Give a verbatim copy of the lines below, minus the pictures.

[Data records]

-*-

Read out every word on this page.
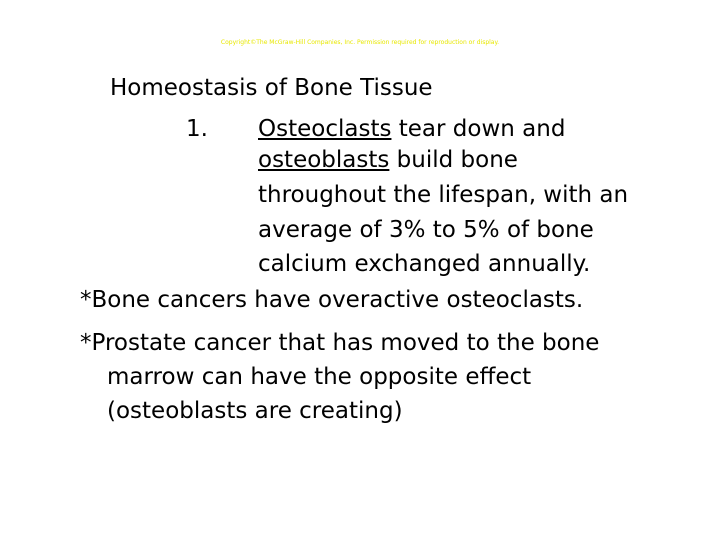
Copyright©The McGraw-Hill Companies, Inc. Permission required for reproduction or display.
Homeostasis of Bone Tissue
1. Osteoclasts tear down and
osteoblasts build bone
throughout the lifespan, with an
average of 3% to 5% of bone
calcium exchanged annually.
*Bone cancers have overactive osteoclasts.
*Prostate cancer that has moved to the bone
marrow can have the opposite effect
(osteoblasts are creating)
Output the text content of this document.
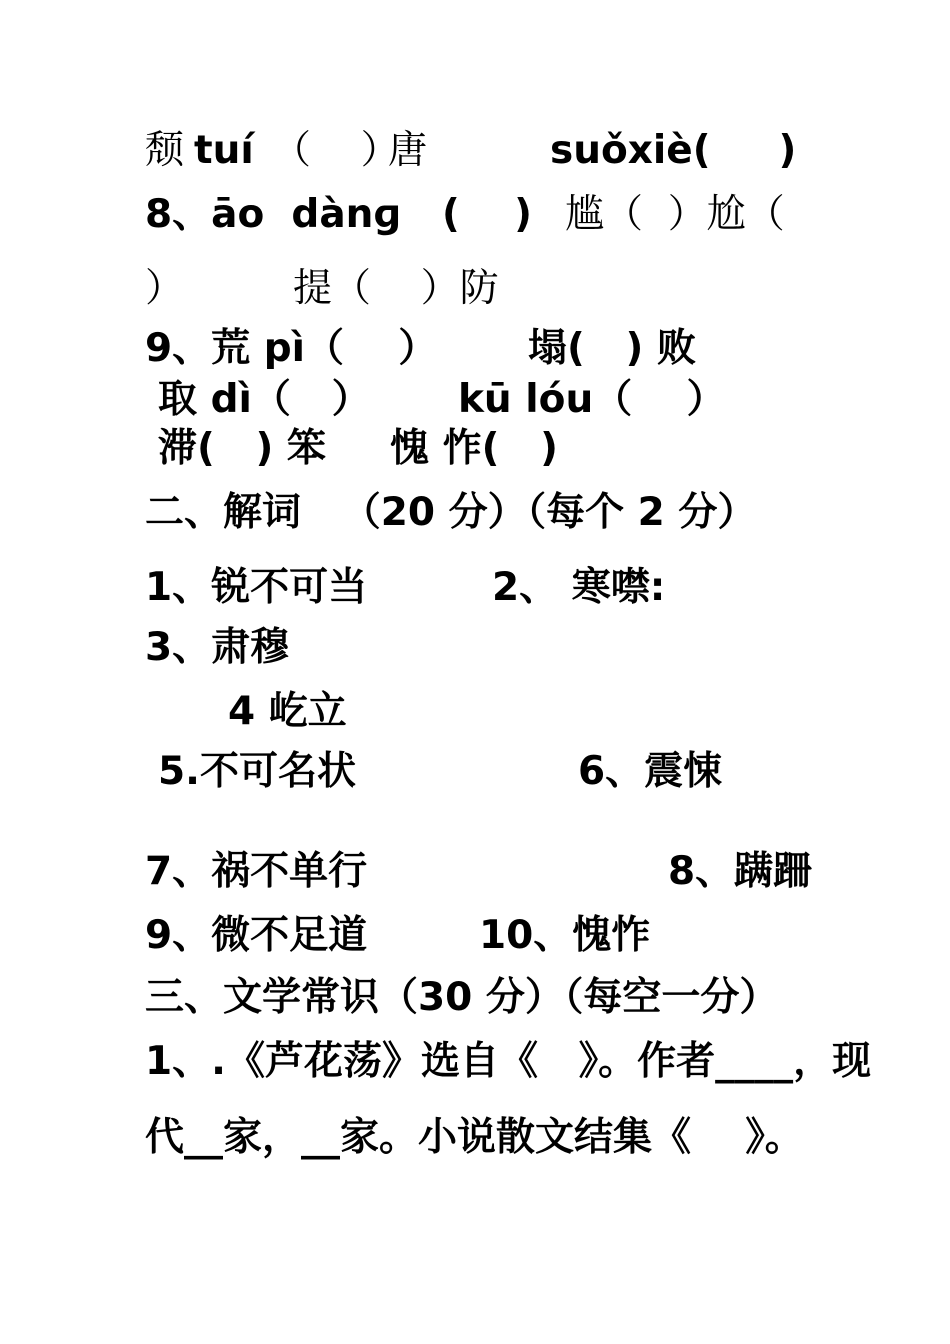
颓 tuí （    ）
唐	suǒxiè(     )
8、āo  dànɡ   (    ) 尴（  ）尬（
）	提（    ）防
9、荒 pì（    ） 塌(   ) 败
取 dì（   ） kū lóu（    ）
滞(   ) 笨 愧 怍(   )
二、解词   （20 分）（每个 2 分）
1、锐不可当	2、 寒噤:
3、肃穆
4 屹立
5.不可名状	6、震悚
7、祸不单行	8、蹒跚
9、微不足道	10、愧怍
三、文学常识（30 分）（每空一分）
1、.《芦花荡》选自《   》。作者____，现
代__家，__家。小说散文结集《    》。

-*-

▶ Exercise result:
Read out every word on this page.
Copyright©The McGraw-Hill Companies, Inc. Permission required for reproduction or display.
Homeostasis of Bone Tissue
1. Osteoclasts tear down and
osteoblasts build bone
throughout the lifespan, with an
average of 3% to 5% of bone
calcium exchanged annually.
*Bone cancers have overactive osteoclasts.
*Prostate cancer that has moved to the bone
marrow can have the opposite effect
(osteoblasts are creating)
Output the text content of this document.
颓 tuí （    ）
唐	suǒxiè(     )
8、āo  dànɡ   (    ) 尴（  ）尬（
）	提（    ）防
9、荒 pì（    ） 塌(   ) 败
取 dì（   ） kū lóu（    ）
滞(   ) 笨 愧 怍(   )
二、解词   （20 分）（每个 2 分）
1、锐不可当	2、 寒噤:
3、肃穆
4 屹立
5.不可名状	6、震悚
7、祸不单行	8、蹒跚
9、微不足道	10、愧怍
三、文学常识（30 分）（每空一分）
1、.《芦花荡》选自《   》。作者____，现
代__家，__家。小说散文结集《    》。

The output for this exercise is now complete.